##### DATA ROWS #####

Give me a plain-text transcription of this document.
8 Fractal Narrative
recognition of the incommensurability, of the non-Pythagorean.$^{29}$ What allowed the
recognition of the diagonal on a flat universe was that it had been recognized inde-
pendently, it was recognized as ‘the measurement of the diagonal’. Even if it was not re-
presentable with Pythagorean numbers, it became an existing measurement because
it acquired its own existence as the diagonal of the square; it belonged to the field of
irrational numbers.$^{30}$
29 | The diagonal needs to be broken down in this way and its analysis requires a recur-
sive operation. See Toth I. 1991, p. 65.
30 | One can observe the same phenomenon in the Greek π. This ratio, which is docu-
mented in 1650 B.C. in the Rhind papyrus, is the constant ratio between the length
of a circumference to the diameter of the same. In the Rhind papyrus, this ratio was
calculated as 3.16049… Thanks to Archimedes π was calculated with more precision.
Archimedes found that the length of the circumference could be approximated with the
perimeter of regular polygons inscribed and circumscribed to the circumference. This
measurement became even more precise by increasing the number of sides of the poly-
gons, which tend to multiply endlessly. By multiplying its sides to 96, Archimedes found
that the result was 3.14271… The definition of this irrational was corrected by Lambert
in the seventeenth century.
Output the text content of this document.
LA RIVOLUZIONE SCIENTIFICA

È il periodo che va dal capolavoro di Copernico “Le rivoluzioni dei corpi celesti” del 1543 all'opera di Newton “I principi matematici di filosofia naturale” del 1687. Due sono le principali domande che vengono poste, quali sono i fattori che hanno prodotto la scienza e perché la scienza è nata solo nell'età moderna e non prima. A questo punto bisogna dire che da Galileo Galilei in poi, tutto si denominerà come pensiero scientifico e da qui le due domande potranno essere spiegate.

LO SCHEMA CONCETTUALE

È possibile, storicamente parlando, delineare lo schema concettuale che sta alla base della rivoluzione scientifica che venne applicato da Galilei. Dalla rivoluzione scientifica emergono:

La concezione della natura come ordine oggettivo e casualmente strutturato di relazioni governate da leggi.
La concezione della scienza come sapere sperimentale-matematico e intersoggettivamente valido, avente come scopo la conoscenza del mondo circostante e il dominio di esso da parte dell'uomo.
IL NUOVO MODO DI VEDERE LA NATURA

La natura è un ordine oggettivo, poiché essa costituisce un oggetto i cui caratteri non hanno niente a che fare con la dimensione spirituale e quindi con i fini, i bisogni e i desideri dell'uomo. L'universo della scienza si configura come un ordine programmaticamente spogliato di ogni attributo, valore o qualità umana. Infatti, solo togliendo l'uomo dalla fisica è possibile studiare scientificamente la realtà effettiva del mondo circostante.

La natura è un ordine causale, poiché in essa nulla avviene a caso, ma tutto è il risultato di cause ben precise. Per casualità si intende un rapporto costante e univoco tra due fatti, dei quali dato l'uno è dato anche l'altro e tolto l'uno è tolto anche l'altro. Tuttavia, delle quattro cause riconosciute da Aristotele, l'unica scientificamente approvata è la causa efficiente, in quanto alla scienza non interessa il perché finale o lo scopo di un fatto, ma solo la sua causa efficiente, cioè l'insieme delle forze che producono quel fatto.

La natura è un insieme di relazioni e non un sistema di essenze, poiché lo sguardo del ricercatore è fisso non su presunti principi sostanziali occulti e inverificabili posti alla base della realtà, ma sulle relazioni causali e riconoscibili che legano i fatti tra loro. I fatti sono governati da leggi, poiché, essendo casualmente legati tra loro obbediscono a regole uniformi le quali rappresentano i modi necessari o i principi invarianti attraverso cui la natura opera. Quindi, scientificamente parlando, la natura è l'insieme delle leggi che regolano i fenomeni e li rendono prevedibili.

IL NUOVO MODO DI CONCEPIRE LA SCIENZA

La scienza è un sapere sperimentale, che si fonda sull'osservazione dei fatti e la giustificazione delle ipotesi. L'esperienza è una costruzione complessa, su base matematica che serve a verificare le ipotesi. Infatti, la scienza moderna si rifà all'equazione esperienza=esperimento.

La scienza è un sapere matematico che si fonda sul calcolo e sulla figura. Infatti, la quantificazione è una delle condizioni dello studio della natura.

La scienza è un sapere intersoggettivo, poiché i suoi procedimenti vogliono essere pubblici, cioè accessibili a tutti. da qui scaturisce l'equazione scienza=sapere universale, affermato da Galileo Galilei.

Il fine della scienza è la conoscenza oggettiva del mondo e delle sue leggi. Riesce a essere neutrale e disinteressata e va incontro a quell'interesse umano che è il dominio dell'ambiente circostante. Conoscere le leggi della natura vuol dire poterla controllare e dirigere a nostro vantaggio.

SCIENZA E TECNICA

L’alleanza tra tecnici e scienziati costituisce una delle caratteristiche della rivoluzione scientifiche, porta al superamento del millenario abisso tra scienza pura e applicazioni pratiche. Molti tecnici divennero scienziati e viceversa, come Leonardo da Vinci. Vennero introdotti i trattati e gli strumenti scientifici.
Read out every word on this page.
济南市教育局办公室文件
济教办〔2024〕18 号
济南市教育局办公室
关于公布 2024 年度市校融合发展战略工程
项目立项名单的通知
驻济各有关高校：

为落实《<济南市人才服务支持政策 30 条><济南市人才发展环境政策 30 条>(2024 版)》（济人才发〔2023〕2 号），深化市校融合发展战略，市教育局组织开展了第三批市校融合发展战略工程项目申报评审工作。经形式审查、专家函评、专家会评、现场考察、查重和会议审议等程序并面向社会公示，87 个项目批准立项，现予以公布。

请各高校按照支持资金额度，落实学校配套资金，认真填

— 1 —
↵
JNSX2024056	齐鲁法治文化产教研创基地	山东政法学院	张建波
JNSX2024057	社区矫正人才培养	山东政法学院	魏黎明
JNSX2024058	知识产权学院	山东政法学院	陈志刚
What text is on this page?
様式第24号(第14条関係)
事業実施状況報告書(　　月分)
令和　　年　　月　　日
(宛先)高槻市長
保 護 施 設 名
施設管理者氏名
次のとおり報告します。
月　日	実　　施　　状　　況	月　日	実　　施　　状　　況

#####

== WHAT TO WORK ON ==
Scan the material above. Copy each line that holds the word "perché".

== WRITTEN SOLUTION ==
È il periodo che va dal capolavoro di Copernico “Le rivoluzioni dei corpi celesti” del 1543 all'opera di Newton “I principi matematici di filosofia naturale” del 1687. Due sono le principali domande che vengono poste, quali sono i fattori che hanno prodotto la scienza e perché la scienza è nata solo nell'età moderna e non prima. A questo punto bisogna dire che da Galileo Galilei in poi, tutto si denominerà come pensiero scientifico e da qui le due domande potranno essere spiegate.
La natura è un ordine causale, poiché in essa nulla avviene a caso, ma tutto è il risultato di cause ben precise. Per casualità si intende un rapporto costante e univoco tra due fatti, dei quali dato l'uno è dato anche l'altro e tolto l'uno è tolto anche l'altro. Tuttavia, delle quattro cause riconosciute da Aristotele, l'unica scientificamente approvata è la causa efficiente, in quanto alla scienza non interessa il perché finale o lo scopo di un fatto, ma solo la sua causa efficiente, cioè l'insieme delle forze che producono quel fatto.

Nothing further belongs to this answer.